READING TEXT:
begin
Big Tech's AI Failed on Trust. Here's How SMEs Can Win.

A statistic that reads 41% of the UK Public now think AI is as risky as nuclear weapons. Silhouettes of people standing along the bottom on grass looking up at the statistic.

If the world's biggest brands can lose trust overnight, the stakes for smaller creative businesses are even higher.


The Hidden Risk in Creative Workflows

Picture this. You're halfway through a campaign and a new AI or digital tool lands in your workflow without warning. Suddenly, the team is chasing missing files, confused by odd outputs, and can't agree which version is right.

What's really at risk is not just time or productivity. The best creative work stalls. A client who trusted your process now hesitates. The team starts to doubt if they're still in control. What once felt bold starts to feel risky. The room gets quieter.

If any of this sounds familiar, you're not alone. At KINTAL, we've seen even the most talented creative teams hit these bumps. The same pattern plays out at huge companies too. The headlines about Meta, Google, and Amazon all point to the same problem: when trust gets left behind, things unravel. It does not matter how much tech or talent you have. Confidence fades, and energy shifts from pushing ideas forward to patching up mistakes.

Trust can slip away before a client ever picks up the phone to complain. Most teams only notice after the next project drifts away.

Try this:
Ask your team one question: Where could trust slip if you did things the way the big tech firms do?


Why Trust Fails Has Nothing to Do with Code

Most technology flops in creative work aren't because the tools are broken. They happen when decisions are rushed and nobody takes time to explain what's happening or why.

In creative work, trust is the foundation. Every client relationship, every pitch, every campaign is built on it. When new tools break that trust, the whole process is at risk.

Here's what's happening in the industry:

  • 91% of creative leaders are worried about the ethics of AI, especially when it comes to who gets credit and how work is labelled. Read more in the D&AD AI & Creativity Report 2025.

  • 88% of business leaders see misinformation from AI as a top risk.

  • 63% are concerned about data leaks or security issues.

  • That opening stat again: 41% of people now see AI as risky as nuclear weapons.

Recent headlines make this even clearer. The August 2025 Forbes feature on Meta's AI policy fiasco and the industry-wide backlash showed what happens when a company rolls out powerful tech without bringing people along or explaining what is really happening. The fallout wasn't just bad press. There was open debate about whether Meta and other big players can be trusted at all with creative data, brand reputation, or public confidence.

Try this:
Take a close look at the tools you use every day. Can everyone see how decisions are made and how things move from draft to delivery? If not, that's a trust gap.
end
Layout region records:
begin
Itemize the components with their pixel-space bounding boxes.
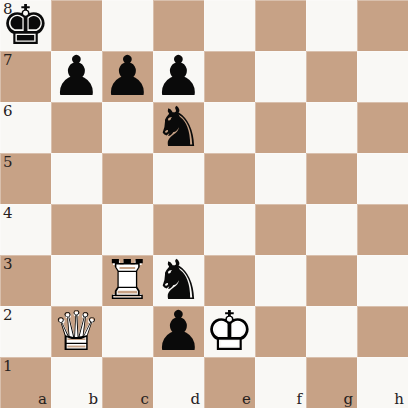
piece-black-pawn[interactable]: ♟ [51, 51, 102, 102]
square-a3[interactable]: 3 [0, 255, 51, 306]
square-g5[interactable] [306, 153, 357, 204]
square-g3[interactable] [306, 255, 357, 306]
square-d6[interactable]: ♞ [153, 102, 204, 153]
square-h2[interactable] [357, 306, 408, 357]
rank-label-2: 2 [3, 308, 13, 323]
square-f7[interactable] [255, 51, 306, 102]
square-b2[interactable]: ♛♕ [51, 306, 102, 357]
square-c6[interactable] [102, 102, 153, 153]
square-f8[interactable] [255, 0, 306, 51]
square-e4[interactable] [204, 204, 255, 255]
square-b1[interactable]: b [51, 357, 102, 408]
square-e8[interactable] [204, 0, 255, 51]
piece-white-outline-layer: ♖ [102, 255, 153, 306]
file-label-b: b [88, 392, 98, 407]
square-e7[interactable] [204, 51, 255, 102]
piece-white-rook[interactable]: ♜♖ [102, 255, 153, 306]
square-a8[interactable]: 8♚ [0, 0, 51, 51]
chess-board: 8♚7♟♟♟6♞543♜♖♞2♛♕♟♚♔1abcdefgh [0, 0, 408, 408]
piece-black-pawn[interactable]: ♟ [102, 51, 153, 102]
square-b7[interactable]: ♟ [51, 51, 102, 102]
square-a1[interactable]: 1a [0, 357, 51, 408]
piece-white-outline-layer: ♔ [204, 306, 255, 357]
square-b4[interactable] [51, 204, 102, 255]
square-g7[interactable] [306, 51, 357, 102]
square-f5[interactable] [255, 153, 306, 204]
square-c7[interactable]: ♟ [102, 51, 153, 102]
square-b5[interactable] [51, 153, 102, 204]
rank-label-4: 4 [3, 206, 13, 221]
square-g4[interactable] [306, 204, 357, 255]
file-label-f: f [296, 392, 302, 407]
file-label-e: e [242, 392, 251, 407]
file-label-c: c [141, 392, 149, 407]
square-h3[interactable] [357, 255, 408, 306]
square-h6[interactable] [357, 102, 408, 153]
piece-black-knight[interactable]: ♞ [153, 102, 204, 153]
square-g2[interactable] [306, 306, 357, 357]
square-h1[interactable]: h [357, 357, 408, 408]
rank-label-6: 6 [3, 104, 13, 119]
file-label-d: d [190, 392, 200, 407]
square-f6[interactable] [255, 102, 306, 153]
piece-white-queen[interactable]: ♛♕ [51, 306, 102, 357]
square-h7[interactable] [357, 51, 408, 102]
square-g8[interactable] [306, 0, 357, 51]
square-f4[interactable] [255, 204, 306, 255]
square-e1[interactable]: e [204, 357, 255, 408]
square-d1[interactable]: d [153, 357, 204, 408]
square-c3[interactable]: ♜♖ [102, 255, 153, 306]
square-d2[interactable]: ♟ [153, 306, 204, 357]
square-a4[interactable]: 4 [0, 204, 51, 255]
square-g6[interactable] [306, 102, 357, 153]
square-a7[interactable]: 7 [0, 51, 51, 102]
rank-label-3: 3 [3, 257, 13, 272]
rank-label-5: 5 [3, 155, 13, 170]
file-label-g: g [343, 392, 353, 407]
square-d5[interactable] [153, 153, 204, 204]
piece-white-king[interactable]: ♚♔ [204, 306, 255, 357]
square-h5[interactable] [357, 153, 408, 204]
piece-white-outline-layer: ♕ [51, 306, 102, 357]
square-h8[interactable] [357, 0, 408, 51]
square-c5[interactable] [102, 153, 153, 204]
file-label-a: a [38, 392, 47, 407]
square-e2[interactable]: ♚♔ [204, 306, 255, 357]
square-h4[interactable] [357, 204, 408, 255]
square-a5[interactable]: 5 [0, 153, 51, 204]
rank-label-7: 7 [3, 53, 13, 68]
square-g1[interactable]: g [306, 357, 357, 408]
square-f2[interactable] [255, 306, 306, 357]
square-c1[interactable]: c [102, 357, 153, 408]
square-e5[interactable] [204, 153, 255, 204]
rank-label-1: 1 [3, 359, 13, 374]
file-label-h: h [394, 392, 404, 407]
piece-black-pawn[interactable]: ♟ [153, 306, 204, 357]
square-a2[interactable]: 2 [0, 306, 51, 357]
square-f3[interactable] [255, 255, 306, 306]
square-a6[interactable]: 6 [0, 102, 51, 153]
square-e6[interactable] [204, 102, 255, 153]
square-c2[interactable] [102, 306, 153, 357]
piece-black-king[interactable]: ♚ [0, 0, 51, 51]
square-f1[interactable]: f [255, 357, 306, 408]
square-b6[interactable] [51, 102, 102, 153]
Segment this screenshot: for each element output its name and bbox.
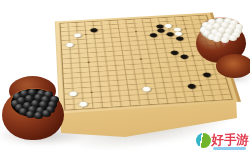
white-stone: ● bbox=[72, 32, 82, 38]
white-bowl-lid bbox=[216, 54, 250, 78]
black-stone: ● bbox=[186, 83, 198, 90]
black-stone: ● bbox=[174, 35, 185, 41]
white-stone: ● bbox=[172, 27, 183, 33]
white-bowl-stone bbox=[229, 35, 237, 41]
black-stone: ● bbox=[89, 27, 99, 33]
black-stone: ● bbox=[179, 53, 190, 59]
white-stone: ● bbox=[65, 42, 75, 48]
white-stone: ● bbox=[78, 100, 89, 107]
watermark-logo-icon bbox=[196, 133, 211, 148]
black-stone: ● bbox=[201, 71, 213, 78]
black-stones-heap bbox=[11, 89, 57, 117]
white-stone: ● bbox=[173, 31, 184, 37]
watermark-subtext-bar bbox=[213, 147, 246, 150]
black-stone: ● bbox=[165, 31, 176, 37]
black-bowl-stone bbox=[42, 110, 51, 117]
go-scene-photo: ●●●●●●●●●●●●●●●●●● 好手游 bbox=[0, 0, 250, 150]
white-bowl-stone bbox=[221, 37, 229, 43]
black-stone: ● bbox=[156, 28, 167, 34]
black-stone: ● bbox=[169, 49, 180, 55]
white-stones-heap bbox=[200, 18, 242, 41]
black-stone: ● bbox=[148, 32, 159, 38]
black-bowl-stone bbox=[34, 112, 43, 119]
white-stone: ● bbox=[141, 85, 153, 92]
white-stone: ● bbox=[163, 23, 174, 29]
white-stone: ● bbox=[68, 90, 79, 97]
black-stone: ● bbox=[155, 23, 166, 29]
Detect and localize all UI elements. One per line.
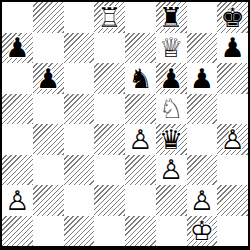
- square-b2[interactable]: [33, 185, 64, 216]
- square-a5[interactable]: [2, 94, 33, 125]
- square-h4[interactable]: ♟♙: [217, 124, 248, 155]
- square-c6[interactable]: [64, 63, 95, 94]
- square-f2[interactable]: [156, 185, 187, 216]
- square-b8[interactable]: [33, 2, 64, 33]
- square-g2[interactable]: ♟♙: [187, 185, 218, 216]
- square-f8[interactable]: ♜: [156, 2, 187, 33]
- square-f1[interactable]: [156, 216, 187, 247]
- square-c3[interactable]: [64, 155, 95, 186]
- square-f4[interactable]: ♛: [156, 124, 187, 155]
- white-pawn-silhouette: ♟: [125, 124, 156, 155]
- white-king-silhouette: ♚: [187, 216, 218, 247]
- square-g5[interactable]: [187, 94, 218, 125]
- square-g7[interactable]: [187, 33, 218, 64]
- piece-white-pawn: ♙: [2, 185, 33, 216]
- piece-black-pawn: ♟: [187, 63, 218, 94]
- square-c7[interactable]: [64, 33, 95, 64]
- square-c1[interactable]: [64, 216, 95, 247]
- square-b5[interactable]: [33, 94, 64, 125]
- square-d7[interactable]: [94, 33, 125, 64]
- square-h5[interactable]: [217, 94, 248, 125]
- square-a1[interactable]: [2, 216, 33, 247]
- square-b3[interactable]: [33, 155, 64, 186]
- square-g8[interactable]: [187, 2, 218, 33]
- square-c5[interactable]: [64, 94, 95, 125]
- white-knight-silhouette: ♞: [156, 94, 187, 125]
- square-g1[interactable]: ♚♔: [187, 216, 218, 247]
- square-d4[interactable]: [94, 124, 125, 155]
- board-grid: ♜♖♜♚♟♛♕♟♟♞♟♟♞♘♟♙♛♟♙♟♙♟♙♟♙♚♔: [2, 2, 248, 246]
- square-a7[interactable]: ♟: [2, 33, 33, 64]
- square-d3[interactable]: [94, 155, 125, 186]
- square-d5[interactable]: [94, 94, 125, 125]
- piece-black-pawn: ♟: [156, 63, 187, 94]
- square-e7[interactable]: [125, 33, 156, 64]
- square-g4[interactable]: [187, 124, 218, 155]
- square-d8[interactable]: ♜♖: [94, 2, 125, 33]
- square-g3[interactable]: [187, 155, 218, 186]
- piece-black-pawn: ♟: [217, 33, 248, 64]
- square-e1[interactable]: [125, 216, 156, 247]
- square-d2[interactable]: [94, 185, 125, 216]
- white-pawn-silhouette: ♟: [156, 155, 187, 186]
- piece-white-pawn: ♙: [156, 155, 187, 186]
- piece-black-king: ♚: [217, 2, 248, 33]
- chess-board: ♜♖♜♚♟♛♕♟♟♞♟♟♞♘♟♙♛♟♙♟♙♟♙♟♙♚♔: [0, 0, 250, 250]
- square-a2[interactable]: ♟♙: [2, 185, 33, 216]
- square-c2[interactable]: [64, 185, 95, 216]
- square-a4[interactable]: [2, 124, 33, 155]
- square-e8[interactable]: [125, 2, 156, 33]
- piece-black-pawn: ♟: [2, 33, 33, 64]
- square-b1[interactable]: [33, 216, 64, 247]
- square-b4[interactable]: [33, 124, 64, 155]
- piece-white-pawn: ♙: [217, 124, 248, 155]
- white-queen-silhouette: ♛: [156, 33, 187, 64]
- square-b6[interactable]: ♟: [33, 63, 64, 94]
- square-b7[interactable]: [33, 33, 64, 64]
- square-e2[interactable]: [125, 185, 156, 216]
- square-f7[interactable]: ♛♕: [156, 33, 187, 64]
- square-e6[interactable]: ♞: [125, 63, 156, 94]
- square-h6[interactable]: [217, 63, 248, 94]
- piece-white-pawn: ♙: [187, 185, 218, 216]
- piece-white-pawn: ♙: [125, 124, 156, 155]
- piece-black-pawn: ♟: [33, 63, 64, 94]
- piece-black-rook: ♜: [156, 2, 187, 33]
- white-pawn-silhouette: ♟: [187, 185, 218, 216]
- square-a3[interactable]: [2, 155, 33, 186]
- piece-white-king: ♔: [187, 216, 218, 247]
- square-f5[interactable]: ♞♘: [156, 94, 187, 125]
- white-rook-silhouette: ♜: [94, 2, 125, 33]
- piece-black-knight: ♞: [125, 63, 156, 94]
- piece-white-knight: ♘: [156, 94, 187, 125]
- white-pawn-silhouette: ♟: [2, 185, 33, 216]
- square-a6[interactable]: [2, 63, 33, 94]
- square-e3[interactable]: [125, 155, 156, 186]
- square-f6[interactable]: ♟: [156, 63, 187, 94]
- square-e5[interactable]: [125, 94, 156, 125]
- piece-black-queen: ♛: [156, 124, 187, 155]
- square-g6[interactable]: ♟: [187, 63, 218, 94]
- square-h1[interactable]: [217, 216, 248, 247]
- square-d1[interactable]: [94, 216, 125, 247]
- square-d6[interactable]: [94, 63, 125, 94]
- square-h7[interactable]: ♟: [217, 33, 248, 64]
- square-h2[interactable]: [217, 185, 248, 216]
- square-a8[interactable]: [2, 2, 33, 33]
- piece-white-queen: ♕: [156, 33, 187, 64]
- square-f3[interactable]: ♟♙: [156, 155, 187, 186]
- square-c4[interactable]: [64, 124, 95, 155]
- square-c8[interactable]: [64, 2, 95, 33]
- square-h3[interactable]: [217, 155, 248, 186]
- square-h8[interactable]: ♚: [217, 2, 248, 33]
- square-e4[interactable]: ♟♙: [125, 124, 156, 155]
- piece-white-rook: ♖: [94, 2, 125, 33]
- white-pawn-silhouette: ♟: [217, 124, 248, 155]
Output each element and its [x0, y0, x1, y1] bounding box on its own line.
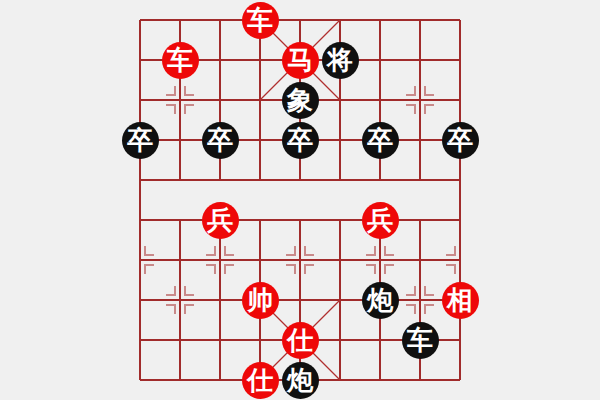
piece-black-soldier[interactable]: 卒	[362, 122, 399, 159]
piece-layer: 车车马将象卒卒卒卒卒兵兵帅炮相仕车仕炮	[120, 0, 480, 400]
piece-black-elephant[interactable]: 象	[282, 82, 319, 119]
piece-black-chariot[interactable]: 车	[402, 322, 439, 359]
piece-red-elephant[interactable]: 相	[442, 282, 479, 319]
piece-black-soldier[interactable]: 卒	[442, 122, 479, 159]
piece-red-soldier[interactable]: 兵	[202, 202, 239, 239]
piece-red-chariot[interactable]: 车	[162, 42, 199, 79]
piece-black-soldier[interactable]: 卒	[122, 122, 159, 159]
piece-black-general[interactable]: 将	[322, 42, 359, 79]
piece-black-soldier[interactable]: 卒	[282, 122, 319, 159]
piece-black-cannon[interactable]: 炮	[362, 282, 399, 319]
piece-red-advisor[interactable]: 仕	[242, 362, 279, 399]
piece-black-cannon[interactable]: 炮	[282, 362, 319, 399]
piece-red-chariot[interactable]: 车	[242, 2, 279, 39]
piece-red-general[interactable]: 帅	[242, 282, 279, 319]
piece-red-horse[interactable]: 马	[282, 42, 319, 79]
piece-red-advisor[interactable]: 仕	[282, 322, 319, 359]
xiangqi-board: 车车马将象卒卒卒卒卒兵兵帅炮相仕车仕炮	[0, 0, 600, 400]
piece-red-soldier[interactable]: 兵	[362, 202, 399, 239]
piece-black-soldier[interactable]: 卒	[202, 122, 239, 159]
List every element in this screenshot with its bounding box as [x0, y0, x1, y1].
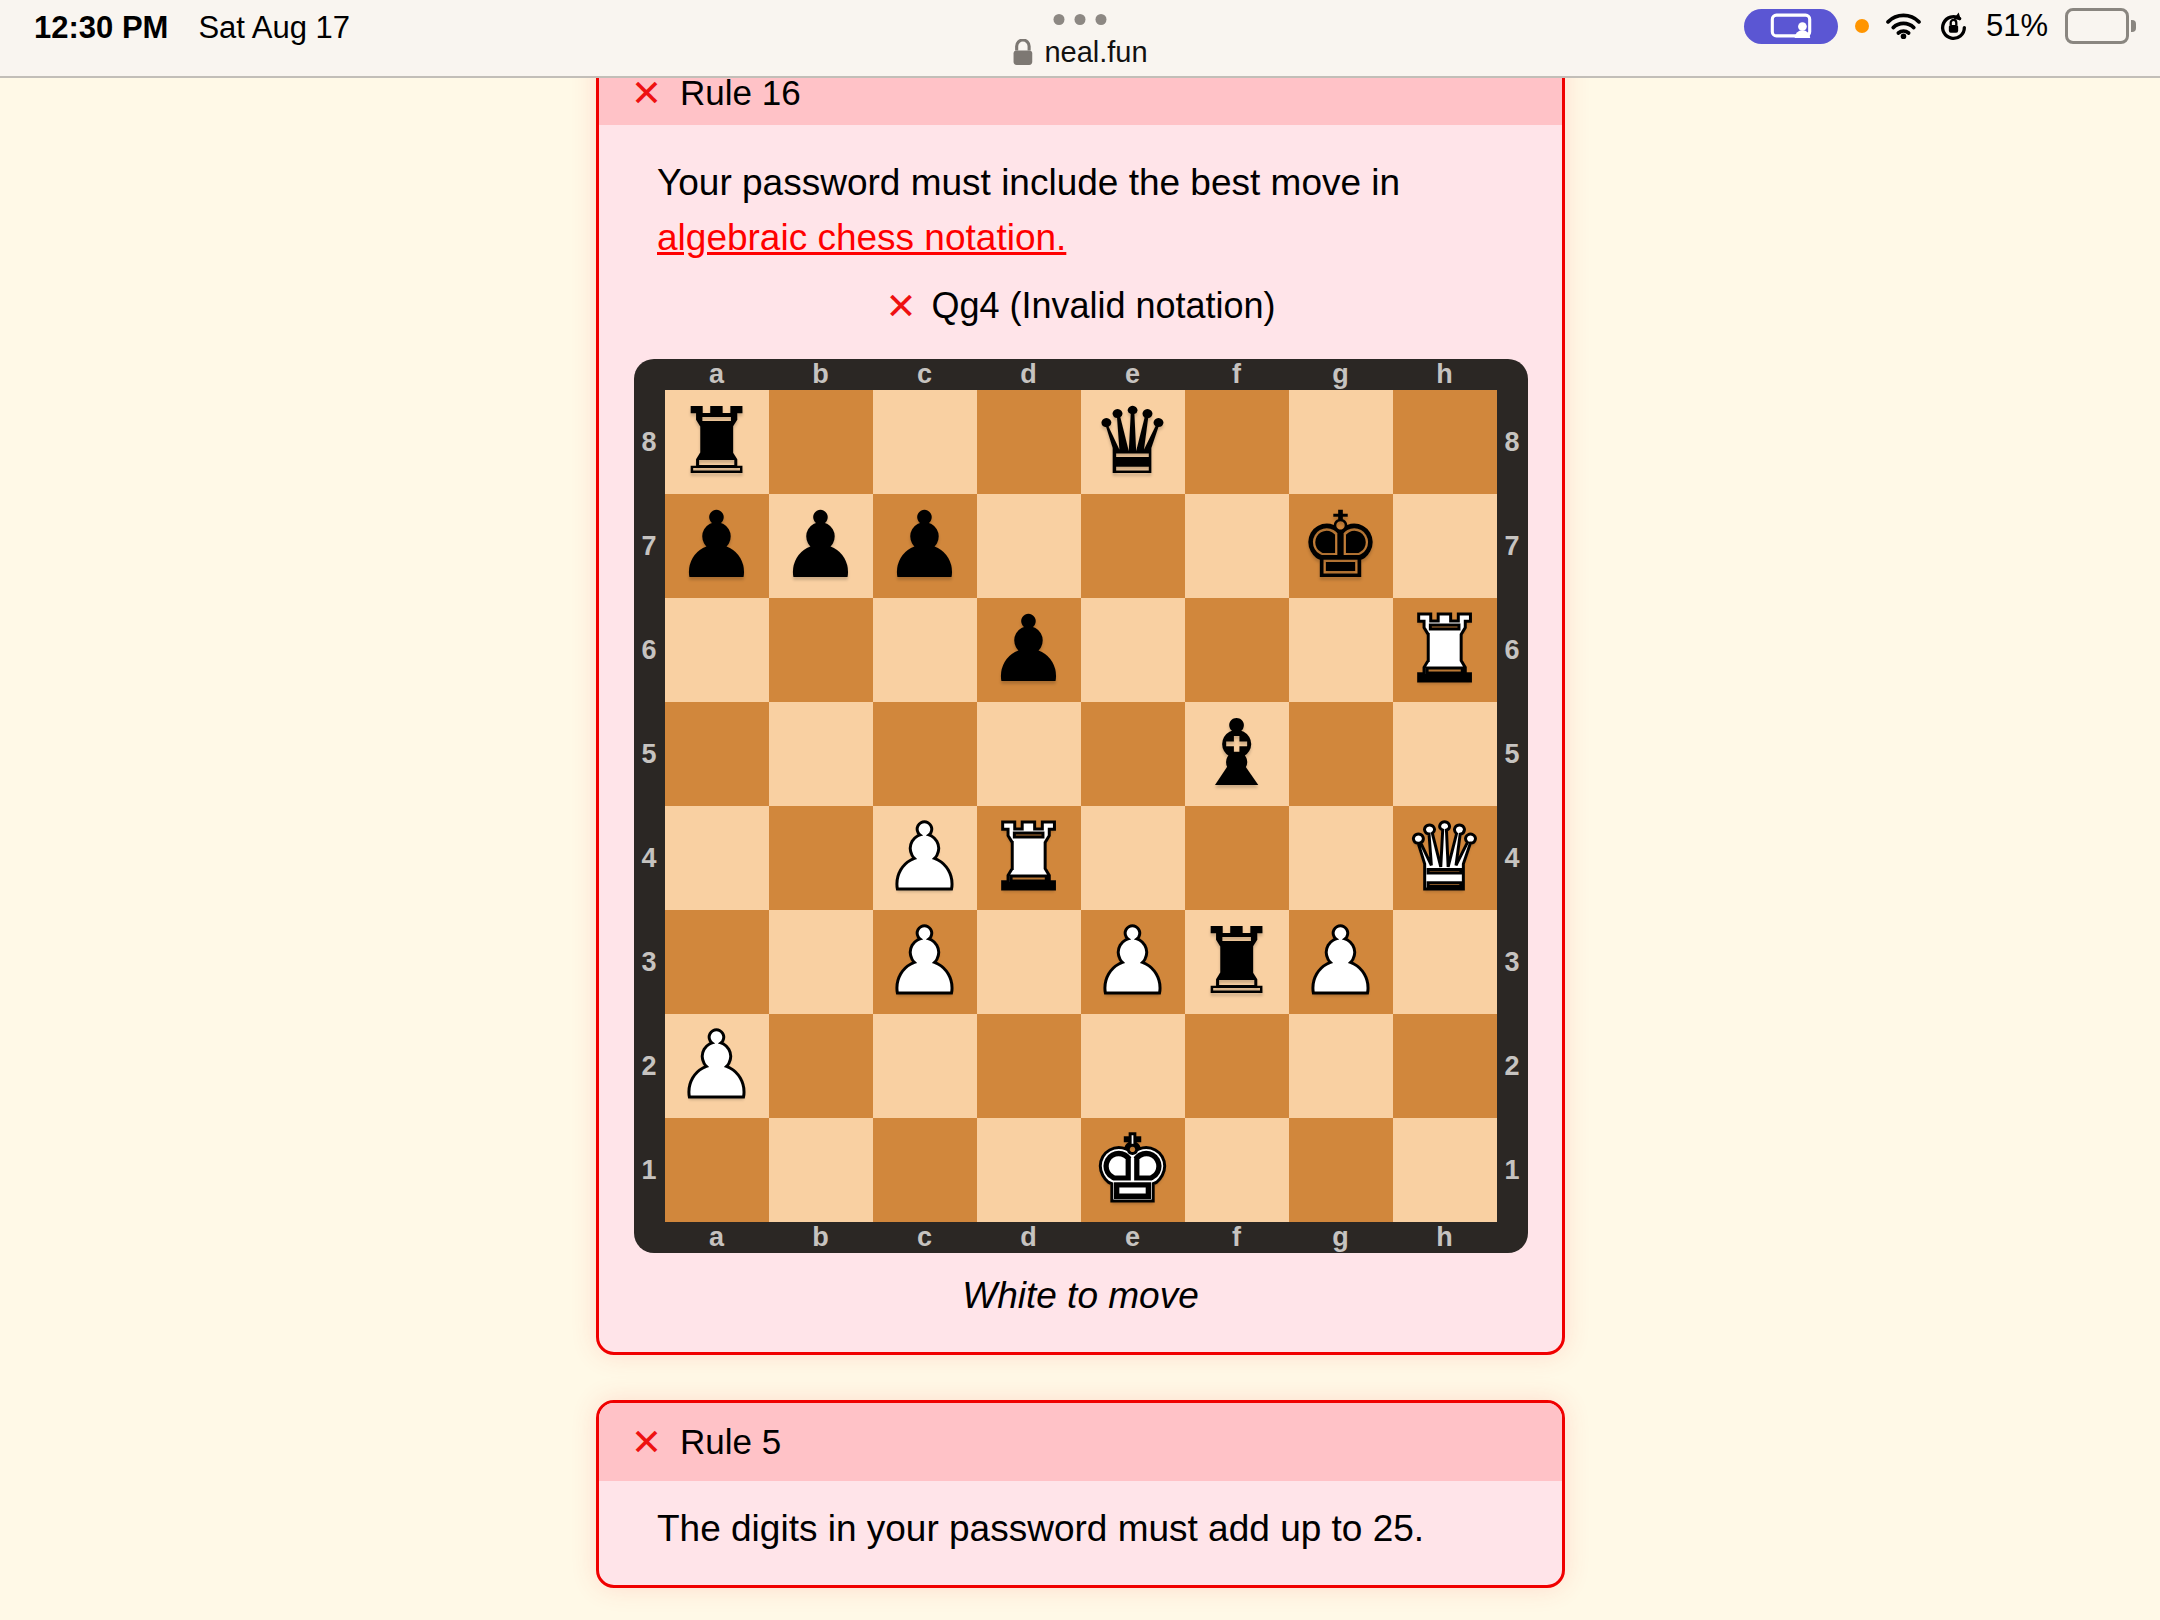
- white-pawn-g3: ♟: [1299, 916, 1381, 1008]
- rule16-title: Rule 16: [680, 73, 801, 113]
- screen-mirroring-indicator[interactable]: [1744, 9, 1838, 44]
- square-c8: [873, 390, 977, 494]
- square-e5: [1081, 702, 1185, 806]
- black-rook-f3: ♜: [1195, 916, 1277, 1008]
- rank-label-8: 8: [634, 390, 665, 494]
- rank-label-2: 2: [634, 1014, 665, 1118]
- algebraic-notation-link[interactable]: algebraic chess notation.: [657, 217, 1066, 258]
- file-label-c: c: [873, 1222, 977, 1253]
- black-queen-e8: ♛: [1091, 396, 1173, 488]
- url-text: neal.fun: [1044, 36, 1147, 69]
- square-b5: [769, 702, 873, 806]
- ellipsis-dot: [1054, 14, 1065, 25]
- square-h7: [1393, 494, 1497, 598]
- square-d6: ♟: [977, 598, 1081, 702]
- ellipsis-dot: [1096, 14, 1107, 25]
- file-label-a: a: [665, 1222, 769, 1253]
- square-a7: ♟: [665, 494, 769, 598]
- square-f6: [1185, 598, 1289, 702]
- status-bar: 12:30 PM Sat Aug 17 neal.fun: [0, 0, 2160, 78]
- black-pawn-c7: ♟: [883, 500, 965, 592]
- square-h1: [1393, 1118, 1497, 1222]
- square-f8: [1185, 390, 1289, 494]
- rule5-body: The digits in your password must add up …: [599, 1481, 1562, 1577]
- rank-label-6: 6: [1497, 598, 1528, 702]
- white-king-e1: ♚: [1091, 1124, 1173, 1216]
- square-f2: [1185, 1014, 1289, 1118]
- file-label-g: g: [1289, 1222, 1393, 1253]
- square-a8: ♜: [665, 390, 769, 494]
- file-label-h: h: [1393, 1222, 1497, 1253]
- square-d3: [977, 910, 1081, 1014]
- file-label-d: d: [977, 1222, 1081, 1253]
end
STATED PROBLEM 1:
Answer these questions about the article on AI and trust.
(a) What share of business leaders see misinformation from AI as a top risk?
(b) Which three companies are named in the headlines the article mentions?
(c) In what month and year did the Forbes feature on Meta's AI policy appear?
STATED PROBLEM 2:
Rewrite the passage of the AI trust article that begins at the words "What's really at" and stops after "project drifts away.", putting "output" in place of "productivity".

WRITTEN SOLUTION 1:
(a) 88%
(b) Meta, Google and Amazon
(c) August 2025

WRITTEN SOLUTION 2:
What's really at risk is not just time or output. The best creative work stalls. A client who trusted your process now hesitates. The team starts to doubt if they're still in control. What once felt bold starts to feel risky. The room gets quieter.

If any of this sounds familiar, you're not alone. At KINTAL, we've seen even the most talented creative teams hit these bumps. The same pattern plays out at huge companies too. The headlines about Meta, Google, and Amazon all point to the same problem: when trust gets left behind, things unravel. It does not matter how much tech or talent you have. Confidence fades, and energy shifts from pushing ideas forward to patching up mistakes.

Trust can slip away before a client ever picks up the phone to complain. Most teams only notice after the next project drifts away.